(Prompt) Would you restate all the data that follows, word for word?

(Given records)
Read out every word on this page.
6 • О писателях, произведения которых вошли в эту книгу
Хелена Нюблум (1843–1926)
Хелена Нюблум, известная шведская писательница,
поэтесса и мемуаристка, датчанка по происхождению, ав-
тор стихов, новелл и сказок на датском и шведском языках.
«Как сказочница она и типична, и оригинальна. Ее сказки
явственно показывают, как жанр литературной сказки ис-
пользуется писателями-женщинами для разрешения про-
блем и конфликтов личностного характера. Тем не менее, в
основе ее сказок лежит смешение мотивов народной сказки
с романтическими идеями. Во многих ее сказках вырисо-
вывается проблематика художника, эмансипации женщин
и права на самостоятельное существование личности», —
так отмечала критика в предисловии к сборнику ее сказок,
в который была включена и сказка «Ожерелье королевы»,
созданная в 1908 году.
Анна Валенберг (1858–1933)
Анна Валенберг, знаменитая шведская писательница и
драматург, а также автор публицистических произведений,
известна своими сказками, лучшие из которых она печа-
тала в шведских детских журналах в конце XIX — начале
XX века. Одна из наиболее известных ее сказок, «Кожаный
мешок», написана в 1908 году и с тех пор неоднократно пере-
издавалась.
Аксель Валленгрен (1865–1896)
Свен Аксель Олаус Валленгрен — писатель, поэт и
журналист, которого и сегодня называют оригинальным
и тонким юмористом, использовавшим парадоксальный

(Complete response)
Read out every word on this page.
6 • О писателях, произведения которых вошли в эту книгу
Хелена Нюблум (1843–1926)
Хелена Нюблум, известная шведская писательница,
поэтесса и мемуаристка, датчанка по происхождению, ав-
тор стихов, новелл и сказок на датском и шведском языках.
«Как сказочница она и типична, и оригинальна. Ее сказки
явственно показывают, как жанр литературной сказки ис-
пользуется писателями-женщинами для разрешения про-
блем и конфликтов личностного характера. Тем не менее, в
основе ее сказок лежит смешение мотивов народной сказки
с романтическими идеями. Во многих ее сказках вырисо-
вывается проблематика художника, эмансипации женщин
и права на самостоятельное существование личности», —
так отмечала критика в предисловии к сборнику ее сказок,
в который была включена и сказка «Ожерелье королевы»,
созданная в 1908 году.
Анна Валенберг (1858–1933)
Анна Валенберг, знаменитая шведская писательница и
драматург, а также автор публицистических произведений,
известна своими сказками, лучшие из которых она печа-
тала в шведских детских журналах в конце XIX — начале
XX века. Одна из наиболее известных ее сказок, «Кожаный
мешок», написана в 1908 году и с тех пор неоднократно пере-
издавалась.
Аксель Валленгрен (1865–1896)
Свен Аксель Олаус Валленгрен — писатель, поэт и
журналист, которого и сегодня называют оригинальным
и тонким юмористом, использовавшим парадоксальный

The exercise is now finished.